═════ Input records

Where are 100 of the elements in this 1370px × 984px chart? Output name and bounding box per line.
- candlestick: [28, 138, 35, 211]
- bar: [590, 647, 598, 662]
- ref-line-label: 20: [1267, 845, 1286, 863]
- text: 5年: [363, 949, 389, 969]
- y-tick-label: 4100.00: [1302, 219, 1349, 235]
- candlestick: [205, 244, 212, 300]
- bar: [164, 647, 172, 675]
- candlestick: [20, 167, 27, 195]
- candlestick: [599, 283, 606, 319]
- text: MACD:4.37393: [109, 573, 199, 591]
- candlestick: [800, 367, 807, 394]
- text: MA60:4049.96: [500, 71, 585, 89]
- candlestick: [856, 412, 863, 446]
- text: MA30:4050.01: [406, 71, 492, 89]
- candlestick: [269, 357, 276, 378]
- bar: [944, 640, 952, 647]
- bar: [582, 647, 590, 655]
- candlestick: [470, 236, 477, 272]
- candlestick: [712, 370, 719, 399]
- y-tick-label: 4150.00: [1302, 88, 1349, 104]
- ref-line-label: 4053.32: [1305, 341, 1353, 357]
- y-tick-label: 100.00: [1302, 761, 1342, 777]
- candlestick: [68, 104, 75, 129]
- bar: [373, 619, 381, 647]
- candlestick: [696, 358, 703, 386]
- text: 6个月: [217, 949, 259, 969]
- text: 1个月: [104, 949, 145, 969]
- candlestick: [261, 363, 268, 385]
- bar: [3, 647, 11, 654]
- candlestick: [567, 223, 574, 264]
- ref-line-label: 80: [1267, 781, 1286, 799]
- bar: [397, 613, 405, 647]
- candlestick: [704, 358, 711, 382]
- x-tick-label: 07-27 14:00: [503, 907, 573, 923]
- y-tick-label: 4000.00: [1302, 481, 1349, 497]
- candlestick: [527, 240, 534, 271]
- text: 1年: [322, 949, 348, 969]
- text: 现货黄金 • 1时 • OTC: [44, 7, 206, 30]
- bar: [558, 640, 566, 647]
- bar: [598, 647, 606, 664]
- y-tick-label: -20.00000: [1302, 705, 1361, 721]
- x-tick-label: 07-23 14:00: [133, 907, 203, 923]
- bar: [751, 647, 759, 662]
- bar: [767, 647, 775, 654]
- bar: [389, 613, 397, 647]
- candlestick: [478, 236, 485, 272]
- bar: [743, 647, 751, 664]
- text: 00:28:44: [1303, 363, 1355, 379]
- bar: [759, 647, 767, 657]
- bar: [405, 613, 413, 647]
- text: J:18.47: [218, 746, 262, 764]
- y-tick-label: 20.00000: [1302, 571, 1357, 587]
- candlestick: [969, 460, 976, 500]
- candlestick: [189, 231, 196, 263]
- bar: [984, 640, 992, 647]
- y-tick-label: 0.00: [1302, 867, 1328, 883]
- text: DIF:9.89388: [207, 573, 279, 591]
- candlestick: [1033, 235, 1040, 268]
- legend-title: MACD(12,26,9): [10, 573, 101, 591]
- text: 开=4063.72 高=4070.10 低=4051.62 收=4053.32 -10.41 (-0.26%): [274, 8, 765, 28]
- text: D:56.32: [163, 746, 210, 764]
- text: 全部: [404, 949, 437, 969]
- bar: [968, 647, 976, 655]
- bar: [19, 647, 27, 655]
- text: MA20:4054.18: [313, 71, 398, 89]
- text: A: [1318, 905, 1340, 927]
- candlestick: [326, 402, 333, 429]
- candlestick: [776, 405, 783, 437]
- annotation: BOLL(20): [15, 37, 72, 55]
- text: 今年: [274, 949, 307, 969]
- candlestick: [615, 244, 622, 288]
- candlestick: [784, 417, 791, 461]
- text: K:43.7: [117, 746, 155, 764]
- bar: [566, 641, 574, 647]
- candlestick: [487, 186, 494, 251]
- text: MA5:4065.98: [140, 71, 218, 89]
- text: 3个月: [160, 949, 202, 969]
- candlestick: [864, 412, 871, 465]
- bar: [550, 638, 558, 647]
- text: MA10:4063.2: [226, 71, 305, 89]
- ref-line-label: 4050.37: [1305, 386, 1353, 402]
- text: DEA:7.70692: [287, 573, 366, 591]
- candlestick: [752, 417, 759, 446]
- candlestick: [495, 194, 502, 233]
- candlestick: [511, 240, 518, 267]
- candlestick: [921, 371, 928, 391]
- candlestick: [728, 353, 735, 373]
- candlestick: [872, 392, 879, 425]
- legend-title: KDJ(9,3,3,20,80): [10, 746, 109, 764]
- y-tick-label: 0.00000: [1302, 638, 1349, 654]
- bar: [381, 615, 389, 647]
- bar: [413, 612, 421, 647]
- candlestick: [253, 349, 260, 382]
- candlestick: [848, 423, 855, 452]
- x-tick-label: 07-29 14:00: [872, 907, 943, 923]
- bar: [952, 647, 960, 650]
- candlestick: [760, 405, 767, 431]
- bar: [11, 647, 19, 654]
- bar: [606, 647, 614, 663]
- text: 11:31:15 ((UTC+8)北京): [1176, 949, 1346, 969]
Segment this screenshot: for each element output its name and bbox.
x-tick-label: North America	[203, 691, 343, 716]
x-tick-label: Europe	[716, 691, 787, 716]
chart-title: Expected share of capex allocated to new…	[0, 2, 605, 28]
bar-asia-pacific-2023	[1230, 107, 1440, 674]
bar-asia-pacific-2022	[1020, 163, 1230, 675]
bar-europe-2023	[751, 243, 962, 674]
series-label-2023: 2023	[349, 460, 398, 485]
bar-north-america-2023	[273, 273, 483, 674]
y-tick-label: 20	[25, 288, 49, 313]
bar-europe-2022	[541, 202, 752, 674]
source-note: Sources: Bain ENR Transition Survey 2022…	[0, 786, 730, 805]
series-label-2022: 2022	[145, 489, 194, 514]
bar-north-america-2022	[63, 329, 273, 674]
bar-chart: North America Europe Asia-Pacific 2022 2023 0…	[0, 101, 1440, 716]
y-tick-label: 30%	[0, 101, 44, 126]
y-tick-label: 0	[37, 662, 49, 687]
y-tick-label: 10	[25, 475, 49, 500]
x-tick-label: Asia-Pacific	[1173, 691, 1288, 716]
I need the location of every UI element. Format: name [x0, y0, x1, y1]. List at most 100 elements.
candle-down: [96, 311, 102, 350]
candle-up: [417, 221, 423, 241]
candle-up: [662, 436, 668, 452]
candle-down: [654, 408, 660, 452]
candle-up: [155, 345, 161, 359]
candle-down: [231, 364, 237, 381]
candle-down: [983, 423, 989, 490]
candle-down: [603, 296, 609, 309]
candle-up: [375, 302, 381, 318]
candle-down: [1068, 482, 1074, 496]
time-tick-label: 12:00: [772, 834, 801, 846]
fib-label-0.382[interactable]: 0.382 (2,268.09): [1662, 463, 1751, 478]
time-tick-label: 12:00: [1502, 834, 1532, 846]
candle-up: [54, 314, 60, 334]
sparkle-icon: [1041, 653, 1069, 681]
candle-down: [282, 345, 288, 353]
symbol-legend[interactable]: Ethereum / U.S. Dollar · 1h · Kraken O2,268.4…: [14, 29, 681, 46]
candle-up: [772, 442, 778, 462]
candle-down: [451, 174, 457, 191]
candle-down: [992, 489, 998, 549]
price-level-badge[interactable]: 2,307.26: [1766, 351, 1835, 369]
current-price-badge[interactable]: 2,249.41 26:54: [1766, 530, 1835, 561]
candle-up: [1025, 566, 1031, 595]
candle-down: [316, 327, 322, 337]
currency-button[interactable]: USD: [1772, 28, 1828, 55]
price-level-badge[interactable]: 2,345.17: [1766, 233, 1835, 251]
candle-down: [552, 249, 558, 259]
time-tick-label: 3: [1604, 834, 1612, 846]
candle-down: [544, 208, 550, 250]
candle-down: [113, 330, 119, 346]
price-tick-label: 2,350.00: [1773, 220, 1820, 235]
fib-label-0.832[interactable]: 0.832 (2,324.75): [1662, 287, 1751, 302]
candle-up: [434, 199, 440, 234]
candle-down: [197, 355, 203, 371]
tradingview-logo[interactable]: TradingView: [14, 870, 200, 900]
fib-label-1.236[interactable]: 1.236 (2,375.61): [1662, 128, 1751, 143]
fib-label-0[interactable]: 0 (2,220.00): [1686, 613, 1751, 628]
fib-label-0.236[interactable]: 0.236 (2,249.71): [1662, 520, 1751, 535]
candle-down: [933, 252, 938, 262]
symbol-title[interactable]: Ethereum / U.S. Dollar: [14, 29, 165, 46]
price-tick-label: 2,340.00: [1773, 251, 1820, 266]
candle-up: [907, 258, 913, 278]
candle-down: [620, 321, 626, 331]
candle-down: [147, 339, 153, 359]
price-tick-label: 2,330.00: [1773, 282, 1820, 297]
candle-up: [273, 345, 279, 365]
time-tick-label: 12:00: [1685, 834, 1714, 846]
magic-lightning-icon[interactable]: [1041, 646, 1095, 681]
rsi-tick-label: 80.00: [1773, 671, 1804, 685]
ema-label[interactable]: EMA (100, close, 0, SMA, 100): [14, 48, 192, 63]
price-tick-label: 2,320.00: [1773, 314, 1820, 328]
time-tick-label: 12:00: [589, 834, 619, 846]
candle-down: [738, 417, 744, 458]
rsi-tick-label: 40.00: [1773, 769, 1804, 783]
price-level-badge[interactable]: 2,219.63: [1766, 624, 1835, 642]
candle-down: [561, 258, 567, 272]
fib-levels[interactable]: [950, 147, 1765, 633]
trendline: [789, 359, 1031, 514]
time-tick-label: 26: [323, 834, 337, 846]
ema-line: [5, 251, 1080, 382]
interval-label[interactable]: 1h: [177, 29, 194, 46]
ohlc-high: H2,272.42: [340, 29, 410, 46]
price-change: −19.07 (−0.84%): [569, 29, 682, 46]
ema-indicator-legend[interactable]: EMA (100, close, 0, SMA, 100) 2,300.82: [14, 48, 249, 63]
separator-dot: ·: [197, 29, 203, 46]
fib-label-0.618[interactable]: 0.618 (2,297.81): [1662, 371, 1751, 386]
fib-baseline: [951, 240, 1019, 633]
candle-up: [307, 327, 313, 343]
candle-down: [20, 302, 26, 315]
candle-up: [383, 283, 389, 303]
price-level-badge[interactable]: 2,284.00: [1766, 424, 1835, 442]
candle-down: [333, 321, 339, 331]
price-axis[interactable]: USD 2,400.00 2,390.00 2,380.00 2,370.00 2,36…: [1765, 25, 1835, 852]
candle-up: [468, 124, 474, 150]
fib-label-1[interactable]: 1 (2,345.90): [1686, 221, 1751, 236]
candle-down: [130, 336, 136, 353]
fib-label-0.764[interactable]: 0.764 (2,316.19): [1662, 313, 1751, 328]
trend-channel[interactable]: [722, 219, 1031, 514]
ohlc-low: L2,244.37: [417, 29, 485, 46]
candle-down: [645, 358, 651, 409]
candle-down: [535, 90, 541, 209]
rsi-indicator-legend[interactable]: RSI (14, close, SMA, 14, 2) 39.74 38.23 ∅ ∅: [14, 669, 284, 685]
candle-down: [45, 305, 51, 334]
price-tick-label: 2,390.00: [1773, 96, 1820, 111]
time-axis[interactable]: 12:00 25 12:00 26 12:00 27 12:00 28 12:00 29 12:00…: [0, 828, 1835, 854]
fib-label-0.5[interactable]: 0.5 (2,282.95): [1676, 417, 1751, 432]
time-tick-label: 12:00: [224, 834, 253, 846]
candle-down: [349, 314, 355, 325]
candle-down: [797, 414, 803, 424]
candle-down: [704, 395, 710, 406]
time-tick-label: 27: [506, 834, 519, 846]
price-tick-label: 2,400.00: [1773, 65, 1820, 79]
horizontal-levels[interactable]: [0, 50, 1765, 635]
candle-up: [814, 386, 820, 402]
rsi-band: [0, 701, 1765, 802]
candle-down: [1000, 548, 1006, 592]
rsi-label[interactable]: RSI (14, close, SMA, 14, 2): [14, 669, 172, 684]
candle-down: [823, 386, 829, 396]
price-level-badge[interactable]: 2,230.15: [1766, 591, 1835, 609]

══════════

__Stated task__: Find each line above containing the string "icon", with case counting, and copy those lines in full.

__Problem solution__:
sparkle-icon: [1041, 653, 1069, 681]
magic-lightning-icon[interactable]: [1041, 646, 1095, 681]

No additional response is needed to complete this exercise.